◆ **RAW DATA**
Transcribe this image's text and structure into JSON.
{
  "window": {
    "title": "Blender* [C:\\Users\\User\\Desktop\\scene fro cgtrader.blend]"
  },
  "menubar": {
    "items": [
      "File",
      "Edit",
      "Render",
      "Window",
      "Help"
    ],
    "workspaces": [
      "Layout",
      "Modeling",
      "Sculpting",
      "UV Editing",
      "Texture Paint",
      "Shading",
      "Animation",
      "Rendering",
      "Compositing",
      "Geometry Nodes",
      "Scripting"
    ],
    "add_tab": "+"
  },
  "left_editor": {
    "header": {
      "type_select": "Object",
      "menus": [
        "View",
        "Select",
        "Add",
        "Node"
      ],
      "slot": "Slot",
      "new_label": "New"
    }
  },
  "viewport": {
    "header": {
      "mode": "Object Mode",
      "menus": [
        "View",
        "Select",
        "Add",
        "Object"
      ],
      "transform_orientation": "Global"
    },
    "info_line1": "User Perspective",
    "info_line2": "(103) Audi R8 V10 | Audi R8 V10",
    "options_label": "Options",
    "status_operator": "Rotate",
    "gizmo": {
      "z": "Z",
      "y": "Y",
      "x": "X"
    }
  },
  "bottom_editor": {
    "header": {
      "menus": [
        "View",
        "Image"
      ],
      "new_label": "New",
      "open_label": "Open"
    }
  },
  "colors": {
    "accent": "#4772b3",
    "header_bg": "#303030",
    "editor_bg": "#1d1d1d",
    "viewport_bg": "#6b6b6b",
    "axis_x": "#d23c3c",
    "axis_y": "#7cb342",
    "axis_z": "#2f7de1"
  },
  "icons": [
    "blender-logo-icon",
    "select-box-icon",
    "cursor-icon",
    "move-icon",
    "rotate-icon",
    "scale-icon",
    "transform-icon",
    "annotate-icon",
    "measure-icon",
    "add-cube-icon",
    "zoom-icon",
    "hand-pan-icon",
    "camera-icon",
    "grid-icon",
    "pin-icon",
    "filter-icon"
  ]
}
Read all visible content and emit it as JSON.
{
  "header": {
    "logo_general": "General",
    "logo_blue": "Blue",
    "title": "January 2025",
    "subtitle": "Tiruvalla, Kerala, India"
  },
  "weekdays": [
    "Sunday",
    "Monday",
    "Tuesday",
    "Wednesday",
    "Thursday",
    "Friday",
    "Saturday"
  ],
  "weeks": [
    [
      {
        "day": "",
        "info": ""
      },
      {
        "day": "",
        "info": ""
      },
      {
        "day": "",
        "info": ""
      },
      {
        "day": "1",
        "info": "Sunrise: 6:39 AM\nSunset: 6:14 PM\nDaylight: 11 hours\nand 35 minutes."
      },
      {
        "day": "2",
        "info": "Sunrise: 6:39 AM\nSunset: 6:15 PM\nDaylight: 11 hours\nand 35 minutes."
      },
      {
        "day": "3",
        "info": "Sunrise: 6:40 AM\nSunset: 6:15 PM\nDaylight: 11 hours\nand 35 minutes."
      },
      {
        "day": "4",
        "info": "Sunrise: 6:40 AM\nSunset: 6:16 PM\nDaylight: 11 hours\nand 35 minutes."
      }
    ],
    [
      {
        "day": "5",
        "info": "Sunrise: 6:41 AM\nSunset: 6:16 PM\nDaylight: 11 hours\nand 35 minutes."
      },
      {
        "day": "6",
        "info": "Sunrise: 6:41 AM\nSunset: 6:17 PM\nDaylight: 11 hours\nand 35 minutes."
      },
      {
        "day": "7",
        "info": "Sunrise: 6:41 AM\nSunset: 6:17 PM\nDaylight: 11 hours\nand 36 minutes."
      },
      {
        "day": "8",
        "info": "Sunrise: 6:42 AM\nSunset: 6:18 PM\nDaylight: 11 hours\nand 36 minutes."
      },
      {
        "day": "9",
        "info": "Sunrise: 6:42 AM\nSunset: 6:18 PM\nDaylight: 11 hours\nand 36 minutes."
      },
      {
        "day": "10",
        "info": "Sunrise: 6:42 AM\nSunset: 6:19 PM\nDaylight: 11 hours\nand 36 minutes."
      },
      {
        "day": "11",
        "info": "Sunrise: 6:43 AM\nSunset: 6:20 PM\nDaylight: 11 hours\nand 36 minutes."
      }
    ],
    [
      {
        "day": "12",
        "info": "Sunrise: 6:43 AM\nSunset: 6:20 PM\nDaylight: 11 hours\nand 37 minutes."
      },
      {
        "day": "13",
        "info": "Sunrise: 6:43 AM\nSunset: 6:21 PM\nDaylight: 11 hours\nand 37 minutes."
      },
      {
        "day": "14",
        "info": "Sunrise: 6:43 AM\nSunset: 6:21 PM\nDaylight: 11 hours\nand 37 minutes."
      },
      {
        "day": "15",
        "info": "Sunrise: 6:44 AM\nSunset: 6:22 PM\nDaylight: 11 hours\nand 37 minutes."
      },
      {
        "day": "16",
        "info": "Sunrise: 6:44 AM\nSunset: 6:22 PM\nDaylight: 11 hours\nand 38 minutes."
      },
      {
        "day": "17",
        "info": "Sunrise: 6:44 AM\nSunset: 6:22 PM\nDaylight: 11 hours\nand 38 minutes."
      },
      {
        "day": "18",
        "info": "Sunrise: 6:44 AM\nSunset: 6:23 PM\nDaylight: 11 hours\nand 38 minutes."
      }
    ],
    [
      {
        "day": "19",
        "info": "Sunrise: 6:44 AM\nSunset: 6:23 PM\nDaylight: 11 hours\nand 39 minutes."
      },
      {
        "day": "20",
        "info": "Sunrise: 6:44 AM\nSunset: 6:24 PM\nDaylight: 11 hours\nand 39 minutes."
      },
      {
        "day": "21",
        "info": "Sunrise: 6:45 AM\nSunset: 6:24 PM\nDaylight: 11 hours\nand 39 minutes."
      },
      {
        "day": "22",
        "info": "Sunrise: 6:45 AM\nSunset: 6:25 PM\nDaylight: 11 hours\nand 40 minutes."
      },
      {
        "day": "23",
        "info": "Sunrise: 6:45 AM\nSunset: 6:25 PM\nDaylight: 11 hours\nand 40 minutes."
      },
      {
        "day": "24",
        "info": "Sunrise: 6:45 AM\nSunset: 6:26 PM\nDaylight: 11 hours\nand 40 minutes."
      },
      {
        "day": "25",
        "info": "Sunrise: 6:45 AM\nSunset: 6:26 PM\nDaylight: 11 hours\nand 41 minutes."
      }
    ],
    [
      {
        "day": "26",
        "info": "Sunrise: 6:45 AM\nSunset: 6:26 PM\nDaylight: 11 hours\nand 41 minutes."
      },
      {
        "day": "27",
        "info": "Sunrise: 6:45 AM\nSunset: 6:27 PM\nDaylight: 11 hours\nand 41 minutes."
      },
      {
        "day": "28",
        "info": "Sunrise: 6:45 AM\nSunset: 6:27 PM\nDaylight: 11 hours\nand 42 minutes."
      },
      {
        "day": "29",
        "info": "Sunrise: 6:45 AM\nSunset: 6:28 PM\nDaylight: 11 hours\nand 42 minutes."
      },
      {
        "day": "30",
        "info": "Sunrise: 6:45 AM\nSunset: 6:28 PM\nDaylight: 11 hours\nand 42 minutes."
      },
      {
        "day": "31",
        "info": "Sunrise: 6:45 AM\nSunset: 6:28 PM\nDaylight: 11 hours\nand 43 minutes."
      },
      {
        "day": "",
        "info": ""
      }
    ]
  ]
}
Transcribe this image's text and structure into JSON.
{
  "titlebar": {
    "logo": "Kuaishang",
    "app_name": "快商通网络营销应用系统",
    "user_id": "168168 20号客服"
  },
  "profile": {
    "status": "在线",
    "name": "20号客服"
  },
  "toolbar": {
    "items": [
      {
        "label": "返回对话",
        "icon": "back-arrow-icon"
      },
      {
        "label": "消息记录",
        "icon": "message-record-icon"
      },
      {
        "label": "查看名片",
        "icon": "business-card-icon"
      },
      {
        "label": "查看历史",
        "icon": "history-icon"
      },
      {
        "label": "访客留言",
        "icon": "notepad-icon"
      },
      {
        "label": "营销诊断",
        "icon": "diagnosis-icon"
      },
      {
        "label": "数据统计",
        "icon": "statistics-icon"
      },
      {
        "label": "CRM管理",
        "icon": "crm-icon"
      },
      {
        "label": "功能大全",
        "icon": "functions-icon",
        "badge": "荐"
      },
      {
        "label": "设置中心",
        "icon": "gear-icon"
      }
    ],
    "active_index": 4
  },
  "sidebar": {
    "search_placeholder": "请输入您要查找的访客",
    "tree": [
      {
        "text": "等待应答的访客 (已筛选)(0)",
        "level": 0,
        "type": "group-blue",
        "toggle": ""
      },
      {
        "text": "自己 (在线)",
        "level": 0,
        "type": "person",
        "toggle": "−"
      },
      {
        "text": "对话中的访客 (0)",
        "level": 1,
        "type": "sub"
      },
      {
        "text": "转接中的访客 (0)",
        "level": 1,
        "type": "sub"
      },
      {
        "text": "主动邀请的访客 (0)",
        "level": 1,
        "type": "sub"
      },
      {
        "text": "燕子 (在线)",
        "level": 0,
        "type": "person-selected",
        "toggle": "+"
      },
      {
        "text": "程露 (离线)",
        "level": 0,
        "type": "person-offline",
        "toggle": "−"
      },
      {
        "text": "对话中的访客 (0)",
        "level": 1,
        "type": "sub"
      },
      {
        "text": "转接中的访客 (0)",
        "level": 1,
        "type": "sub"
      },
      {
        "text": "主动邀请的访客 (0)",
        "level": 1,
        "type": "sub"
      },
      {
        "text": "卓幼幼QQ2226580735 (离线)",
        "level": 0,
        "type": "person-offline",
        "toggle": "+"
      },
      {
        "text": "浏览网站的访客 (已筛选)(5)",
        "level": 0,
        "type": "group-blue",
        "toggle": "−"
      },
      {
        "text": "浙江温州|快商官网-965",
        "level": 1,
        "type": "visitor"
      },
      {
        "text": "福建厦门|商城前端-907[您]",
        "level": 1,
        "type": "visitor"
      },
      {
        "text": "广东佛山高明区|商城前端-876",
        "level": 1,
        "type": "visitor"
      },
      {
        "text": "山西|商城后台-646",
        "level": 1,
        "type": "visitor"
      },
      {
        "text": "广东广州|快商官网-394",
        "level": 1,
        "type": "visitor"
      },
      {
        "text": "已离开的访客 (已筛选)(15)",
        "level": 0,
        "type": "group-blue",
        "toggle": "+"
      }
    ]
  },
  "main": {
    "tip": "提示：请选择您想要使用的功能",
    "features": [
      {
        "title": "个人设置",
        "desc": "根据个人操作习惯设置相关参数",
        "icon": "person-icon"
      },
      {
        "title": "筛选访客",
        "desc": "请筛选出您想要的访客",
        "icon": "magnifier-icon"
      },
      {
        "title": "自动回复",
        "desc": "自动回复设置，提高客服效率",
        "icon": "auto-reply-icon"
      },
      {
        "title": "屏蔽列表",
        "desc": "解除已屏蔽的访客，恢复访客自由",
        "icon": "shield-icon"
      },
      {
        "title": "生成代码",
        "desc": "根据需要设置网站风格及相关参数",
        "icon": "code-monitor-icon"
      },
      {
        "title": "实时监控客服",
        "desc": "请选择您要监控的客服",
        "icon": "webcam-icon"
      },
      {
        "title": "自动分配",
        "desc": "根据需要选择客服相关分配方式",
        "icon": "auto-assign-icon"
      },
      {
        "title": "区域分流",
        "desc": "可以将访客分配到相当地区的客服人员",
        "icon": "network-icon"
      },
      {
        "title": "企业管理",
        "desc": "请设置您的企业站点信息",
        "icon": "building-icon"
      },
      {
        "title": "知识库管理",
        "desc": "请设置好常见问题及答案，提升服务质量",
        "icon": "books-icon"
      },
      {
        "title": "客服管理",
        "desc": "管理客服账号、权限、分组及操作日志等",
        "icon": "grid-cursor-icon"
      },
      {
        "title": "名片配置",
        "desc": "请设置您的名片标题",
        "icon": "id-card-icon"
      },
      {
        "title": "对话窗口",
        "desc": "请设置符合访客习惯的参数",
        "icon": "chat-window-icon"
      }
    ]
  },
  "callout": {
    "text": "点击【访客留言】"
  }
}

◆ **WRITTEN INSTRUCTION**
From the entries above, collect every line with the string "Object" in it.

◆ **WRITTEN ANSWER**
      "type_select": "Object",
      "mode": "Object Mode",
        "Object"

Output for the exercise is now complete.